### The exercise
Please render the stretch of data from its start through the line containing "The blade support 25 is at (495, 568)." as a two-column CSV headed description and positions, one row per description: the description goes in one quoted field, and the position lines after it go in the other, with line breaks turned into spaces. Leave the pictures out.

### Records supplied
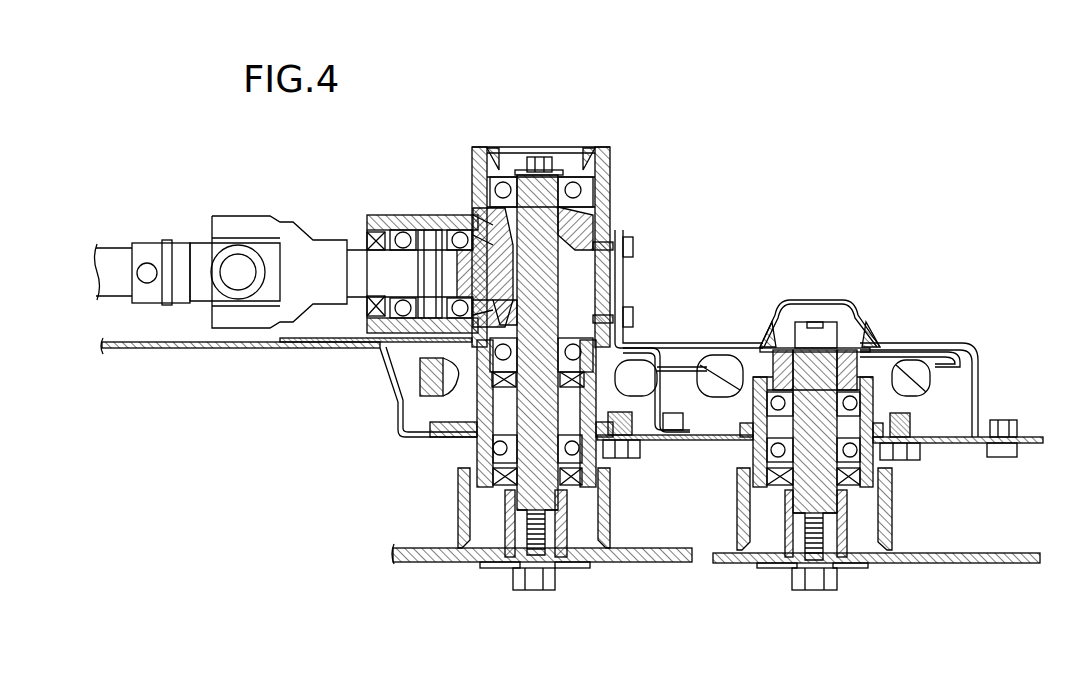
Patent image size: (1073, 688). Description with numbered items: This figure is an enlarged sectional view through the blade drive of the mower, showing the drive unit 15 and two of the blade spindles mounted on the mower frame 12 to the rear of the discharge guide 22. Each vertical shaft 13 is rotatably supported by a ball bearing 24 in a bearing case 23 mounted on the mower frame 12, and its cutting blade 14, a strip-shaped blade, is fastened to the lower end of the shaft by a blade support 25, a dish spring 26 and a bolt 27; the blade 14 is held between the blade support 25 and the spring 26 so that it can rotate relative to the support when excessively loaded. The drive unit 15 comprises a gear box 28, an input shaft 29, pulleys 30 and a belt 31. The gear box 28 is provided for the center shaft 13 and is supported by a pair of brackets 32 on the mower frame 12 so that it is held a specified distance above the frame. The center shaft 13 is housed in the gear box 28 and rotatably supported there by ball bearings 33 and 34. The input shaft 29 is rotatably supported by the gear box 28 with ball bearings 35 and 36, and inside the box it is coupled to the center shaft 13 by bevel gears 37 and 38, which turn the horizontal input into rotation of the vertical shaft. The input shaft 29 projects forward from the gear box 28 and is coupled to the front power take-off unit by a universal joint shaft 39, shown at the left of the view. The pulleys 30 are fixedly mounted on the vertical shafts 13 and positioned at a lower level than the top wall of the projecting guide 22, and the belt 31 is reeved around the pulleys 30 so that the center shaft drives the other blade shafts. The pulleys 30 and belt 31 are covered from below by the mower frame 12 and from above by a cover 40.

The mower frame 12 is at (955, 440).
The vertical shaft 13 is at (545, 493).
The cutting blade 14 is at (443, 562).
The drive unit 15 is at (641, 297).
The discharge guide 22 is at (238, 349).
The bearing case 23 is at (480, 462).
The ball bearing 24 is at (615, 452).
The blade support 25 is at (495, 568).
The dish spring 26 is at (587, 568).
The bolt 27 is at (532, 587).
The gear box 28 is at (632, 258).
The input shaft 29 is at (358, 253).
The pulley 30 is at (398, 402).
The belt 31 is at (733, 353).
The bracket 32 is at (667, 343).
The ball bearing 33 is at (633, 342).
The ball bearing 34 is at (610, 178).
The ball bearing 35 is at (403, 240).
The ball bearing 36 is at (460, 237).
The bevel gear 37 is at (493, 320).
The bevel gear 38 is at (610, 218).
The universal joint shaft 39 is at (112, 257).
The cover 40 is at (910, 343).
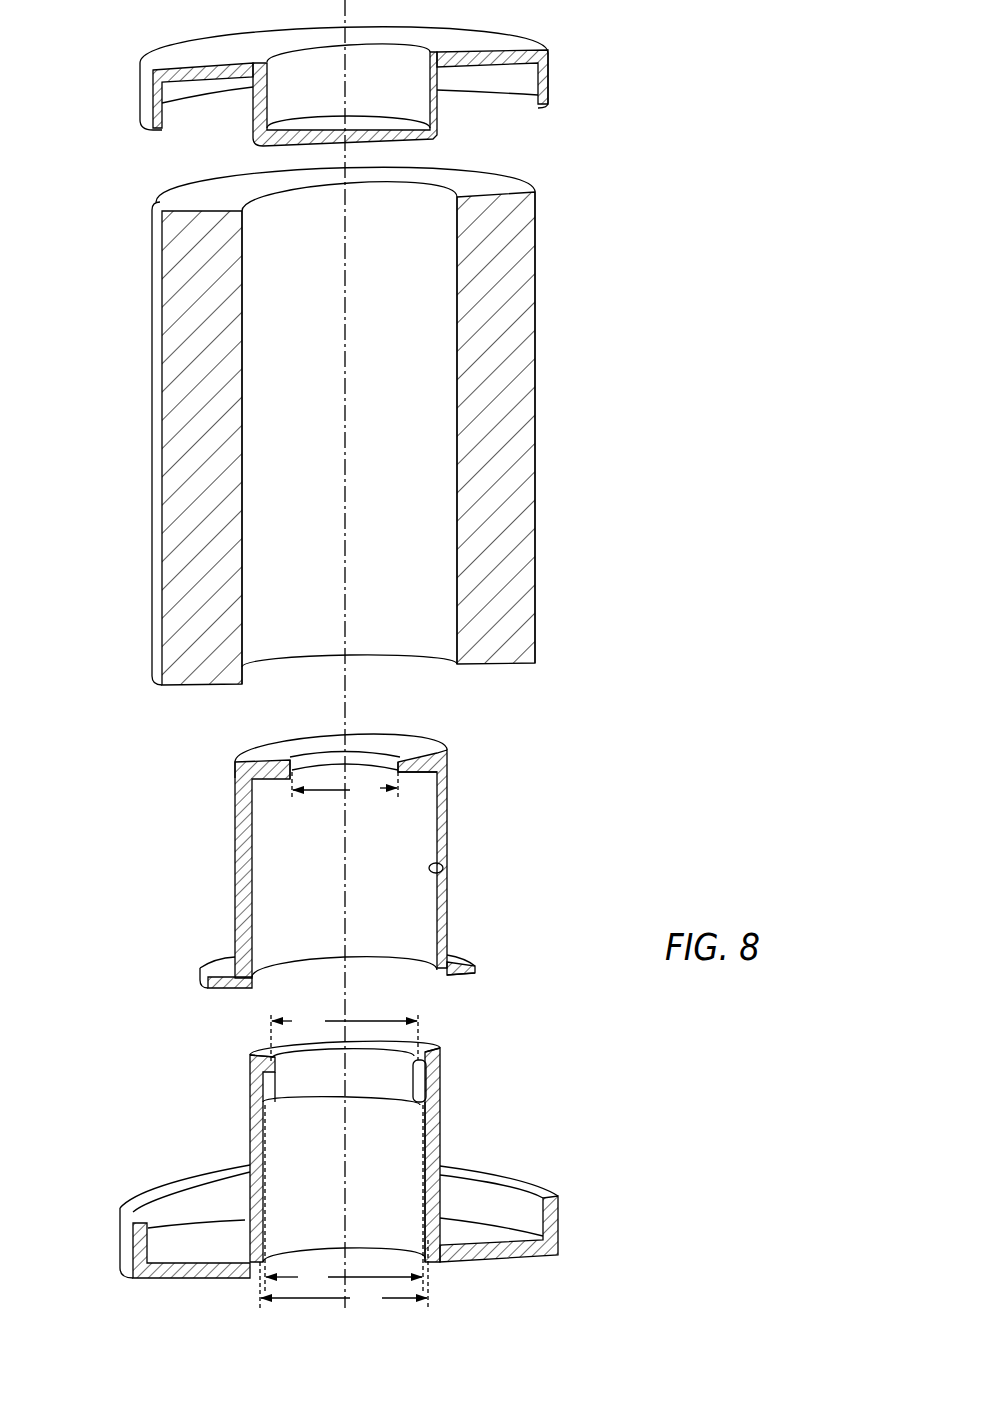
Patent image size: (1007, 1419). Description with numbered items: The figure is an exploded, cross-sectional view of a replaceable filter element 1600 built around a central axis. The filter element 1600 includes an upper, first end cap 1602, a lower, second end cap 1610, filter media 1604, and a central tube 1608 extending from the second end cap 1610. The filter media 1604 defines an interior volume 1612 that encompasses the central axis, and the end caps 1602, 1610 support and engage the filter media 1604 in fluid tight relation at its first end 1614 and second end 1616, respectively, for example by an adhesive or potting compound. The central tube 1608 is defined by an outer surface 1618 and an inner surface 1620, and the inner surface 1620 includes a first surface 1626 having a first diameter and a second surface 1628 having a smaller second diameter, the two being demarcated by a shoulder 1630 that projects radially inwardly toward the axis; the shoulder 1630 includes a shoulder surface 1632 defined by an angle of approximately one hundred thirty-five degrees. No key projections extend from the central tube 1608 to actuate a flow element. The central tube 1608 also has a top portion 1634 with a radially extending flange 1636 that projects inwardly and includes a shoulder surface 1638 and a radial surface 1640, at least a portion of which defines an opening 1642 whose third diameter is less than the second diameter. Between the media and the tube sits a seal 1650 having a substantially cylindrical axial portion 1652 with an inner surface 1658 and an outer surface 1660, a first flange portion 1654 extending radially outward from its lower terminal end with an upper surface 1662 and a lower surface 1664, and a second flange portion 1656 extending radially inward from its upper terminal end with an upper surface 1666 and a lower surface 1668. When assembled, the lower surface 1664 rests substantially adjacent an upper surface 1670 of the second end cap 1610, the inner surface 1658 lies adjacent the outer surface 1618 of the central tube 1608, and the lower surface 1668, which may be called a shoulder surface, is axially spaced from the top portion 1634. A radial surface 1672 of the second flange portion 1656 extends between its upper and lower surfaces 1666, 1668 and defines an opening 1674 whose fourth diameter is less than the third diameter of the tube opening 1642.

The filter element 1600 is at (79, 28).
The first end cap 1602 is at (573, 68).
The filter media 1604 is at (408, 417).
The interior volume 1612 is at (403, 343).
The first end 1614 is at (483, 185).
The second end 1616 is at (518, 665).
The seal 1650 is at (356, 845).
The substantially cylindrical axial portion 1652 is at (228, 878).
The first flange portion 1654 is at (200, 975).
The second flange portion 1656 is at (232, 768).
The inner surface 1658 is at (443, 876).
The outer surface 1660 is at (447, 822).
The upper surface 1662 is at (452, 957).
The lower surface 1664 is at (458, 965).
The upper surface 1666 is at (412, 758).
The lower surface 1668 is at (413, 774).
The radial surface 1672 is at (293, 760).
The opening 1674 is at (364, 757).
The central tube 1608 is at (370, 1155).
The second end cap 1610 is at (398, 1246).
The outer surface 1618 is at (443, 1150).
The inner surface 1620 is at (413, 1238).
The first surface 1626 is at (420, 1180).
The second surface 1628 is at (411, 1094).
The shoulder 1630 is at (318, 1100).
The shoulder surface 1632 is at (262, 1117).
The top portion 1634 is at (255, 1035).
The radially extending flange 1636 is at (258, 1066).
The shoulder surface 1638 is at (425, 1066).
The radial surface 1640 is at (410, 1050).
The opening 1642 is at (366, 1040).
The upper surface 1670 is at (210, 1253).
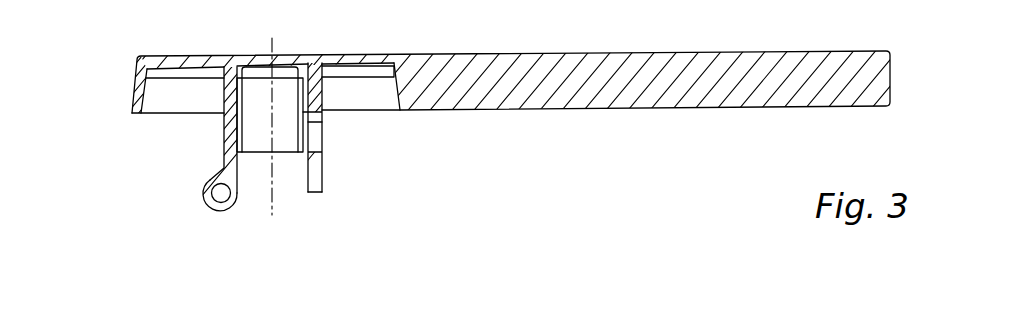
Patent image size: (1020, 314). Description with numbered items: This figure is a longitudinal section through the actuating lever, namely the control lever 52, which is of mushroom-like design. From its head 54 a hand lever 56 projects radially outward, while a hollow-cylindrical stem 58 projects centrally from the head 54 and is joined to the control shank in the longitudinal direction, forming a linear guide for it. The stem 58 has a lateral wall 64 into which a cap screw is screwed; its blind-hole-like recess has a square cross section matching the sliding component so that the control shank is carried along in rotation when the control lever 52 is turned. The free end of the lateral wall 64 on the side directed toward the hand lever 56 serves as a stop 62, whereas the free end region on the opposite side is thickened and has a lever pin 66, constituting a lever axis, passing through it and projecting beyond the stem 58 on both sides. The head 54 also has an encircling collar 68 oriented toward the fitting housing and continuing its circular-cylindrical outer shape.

The control lever 52 is at (497, 116).
The head 54 is at (140, 56).
The hand lever 56 is at (622, 93).
The stem 58 is at (323, 161).
The stop 62 is at (313, 196).
The lateral wall 64 is at (233, 147).
The lever pin 66 is at (222, 198).
The collar 68 is at (132, 114).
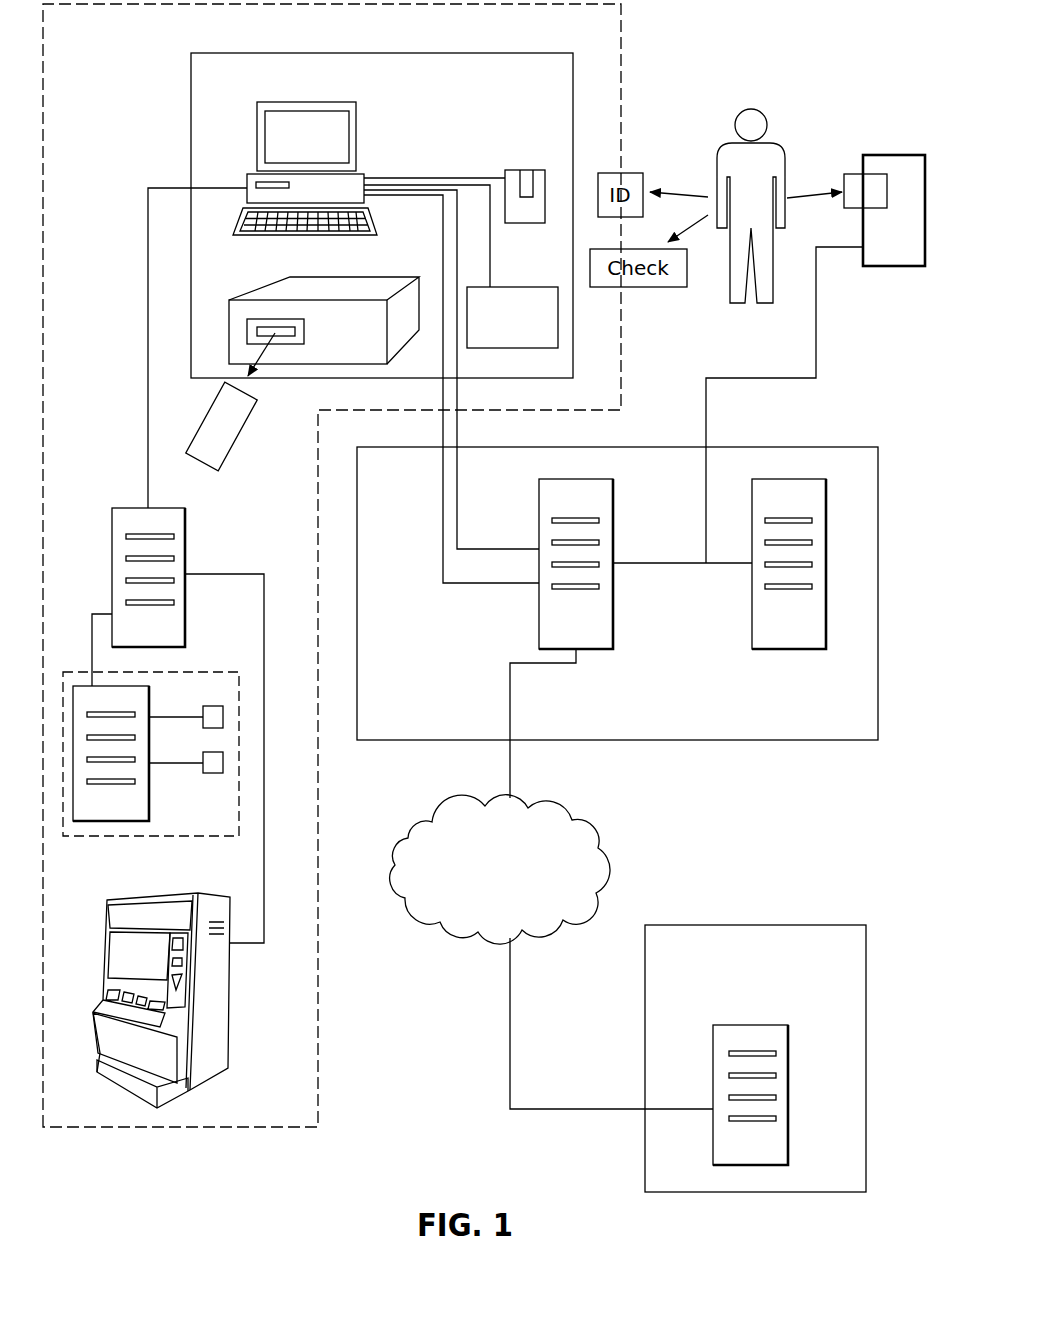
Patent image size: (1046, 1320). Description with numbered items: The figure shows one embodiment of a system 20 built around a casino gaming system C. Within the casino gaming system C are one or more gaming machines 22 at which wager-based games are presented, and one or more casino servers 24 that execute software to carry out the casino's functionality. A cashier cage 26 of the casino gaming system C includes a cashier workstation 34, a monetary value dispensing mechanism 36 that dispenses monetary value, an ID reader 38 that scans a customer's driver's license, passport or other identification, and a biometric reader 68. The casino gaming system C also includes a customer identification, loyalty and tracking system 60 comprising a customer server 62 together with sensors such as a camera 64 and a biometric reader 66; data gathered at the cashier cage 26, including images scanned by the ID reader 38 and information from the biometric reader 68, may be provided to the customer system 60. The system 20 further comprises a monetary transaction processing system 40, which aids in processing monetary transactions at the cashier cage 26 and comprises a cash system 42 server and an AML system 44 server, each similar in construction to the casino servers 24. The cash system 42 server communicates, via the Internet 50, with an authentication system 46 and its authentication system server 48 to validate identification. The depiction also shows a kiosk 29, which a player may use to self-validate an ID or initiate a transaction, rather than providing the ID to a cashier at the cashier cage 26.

The system 20 is at (760, 98).
The gaming machine 22 is at (230, 1022).
The casino server 24 is at (185, 535).
The cashier cage 26 is at (400, 53).
The kiosk 29 is at (892, 145).
The cashier workstation 34 is at (362, 173).
The monetary value dispensing mechanism 36 is at (400, 285).
The ID reader 38 is at (512, 170).
The monetary transaction processing system 40 is at (903, 505).
The cash system 42 is at (615, 509).
The AML system 44 is at (828, 500).
The authentication system 46 is at (822, 925).
The authentication system server 48 is at (789, 1053).
The Internet 50 is at (557, 807).
The customer system 60 is at (143, 837).
The customer server 62 is at (98, 821).
The camera 64 is at (219, 709).
The biometric reader 66 is at (213, 768).
The biometric reader 68 is at (517, 287).
The casino gaming system C is at (185, 1130).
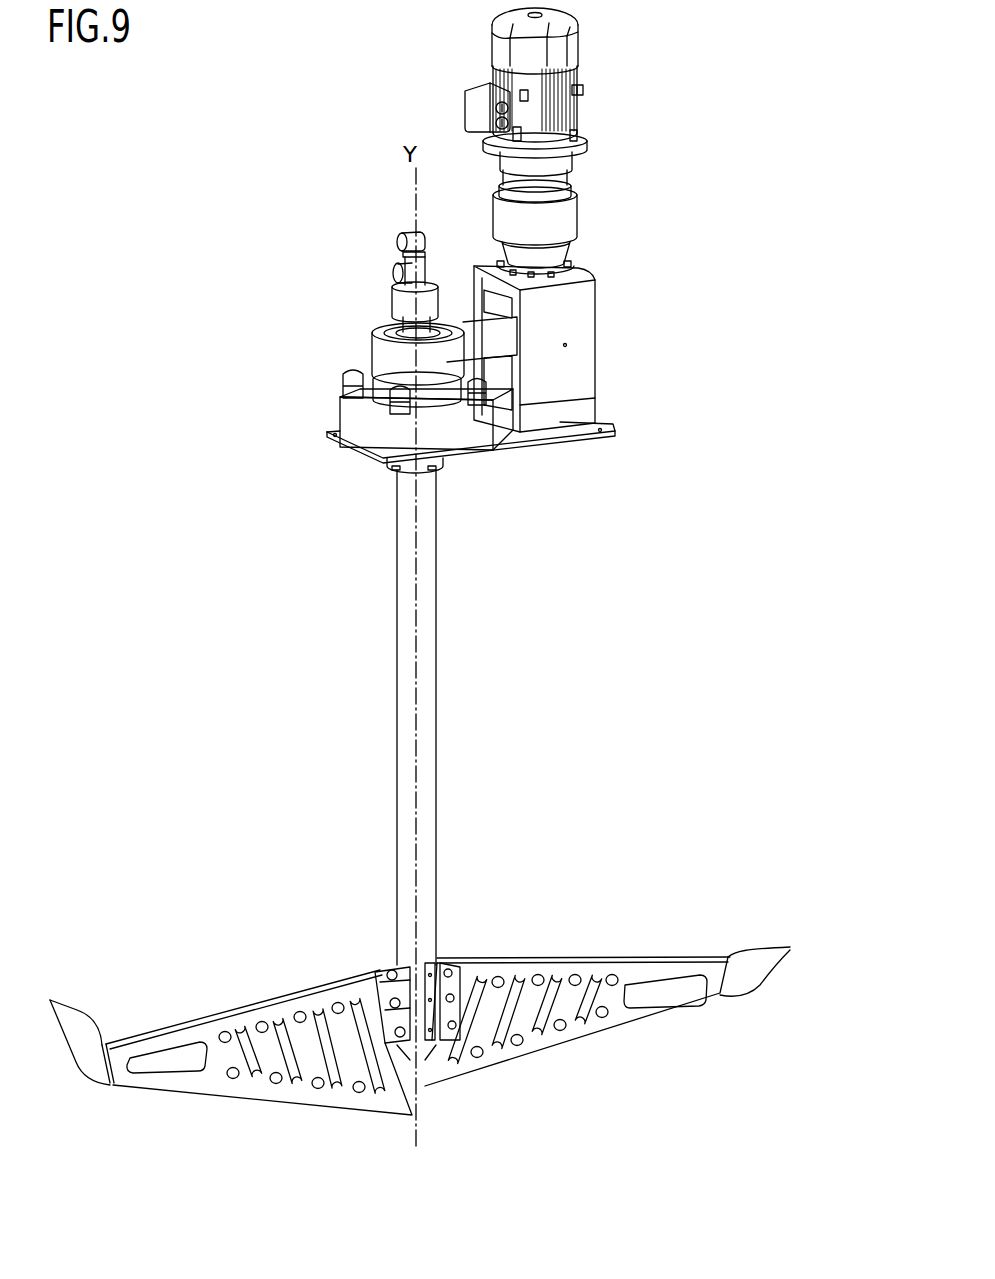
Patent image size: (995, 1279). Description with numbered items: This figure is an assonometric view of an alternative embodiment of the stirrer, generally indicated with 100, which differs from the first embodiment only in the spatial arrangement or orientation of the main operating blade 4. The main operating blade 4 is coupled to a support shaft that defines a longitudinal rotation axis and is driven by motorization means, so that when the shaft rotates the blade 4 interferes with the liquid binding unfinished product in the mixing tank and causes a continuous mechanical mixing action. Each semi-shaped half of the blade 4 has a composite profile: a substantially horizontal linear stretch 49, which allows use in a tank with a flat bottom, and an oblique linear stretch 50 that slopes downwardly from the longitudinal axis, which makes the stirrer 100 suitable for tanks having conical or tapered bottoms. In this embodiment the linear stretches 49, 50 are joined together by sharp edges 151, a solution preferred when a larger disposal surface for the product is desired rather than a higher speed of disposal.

The stirrer 100 is at (690, 137).
The main operating blade 4 is at (677, 892).
The substantially horizontal linear stretch 49 is at (252, 1002).
The oblique linear stretch 50 is at (248, 1098).
The sharp edges 151 is at (58, 1000).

### Written solution
description,positions
"Patent image size: (1073, 688). Description with numbered items: This figure is an enlarged sectional view through the blade drive of the mower, showing the drive unit 15 and two of the blade spindles mounted on the mower frame 12 to the rear of the discharge guide 22. Each vertical shaft 13 is rotatably supported by a ball bearing 24 in a bearing case 23 mounted on the mower frame 12, and its cutting blade 14, a strip-shaped blade, is fastened to the lower end of the shaft by a blade support 25, a dish spring 26 and a bolt 27; the blade 14 is held between the blade support 25 and the spring 26 so that it can rotate relative to the support when excessively loaded. The drive unit 15 comprises a gear box 28, an input shaft 29, pulleys 30 and a belt 31. The gear box 28 is provided for the center shaft 13 and is supported by a pair of brackets 32 on the mower frame 12 so that it is held a specified distance above the frame. The center shaft 13 is housed in the gear box 28 and rotatably supported there by ball bearings 33 and 34. The input shaft 29 is rotatably supported by the gear box 28 with ball bearings 35 and 36, and inside the box it is coupled to the center shaft 13 by bevel gears 37 and 38, which turn the horizontal input into rotation of the vertical shaft. The input shaft 29 projects forward from the gear box 28 and is coupled to the front power take-off unit by a universal joint shaft 39, shown at the left of the view. The pulleys 30 are fixedly mounted on the vertical shafts 13 and positioned at a lower level than the top wall of the projecting guide 22, and the belt 31 is reeved around the pulleys 30 so that the center shaft drives the other blade shafts. The pulleys 30 and belt 31 are covered from below by the mower frame 12 and from above by a cover 40.","The mower frame 12 is at (955, 440). The vertical shaft 13 is at (545, 493). The cutting blade 14 is at (443, 562). The drive unit 15 is at (641, 297). The discharge guide 22 is at (238, 349). The bearing case 23 is at (480, 462). The ball bearing 24 is at (615, 452). The blade support 25 is at (495, 568)."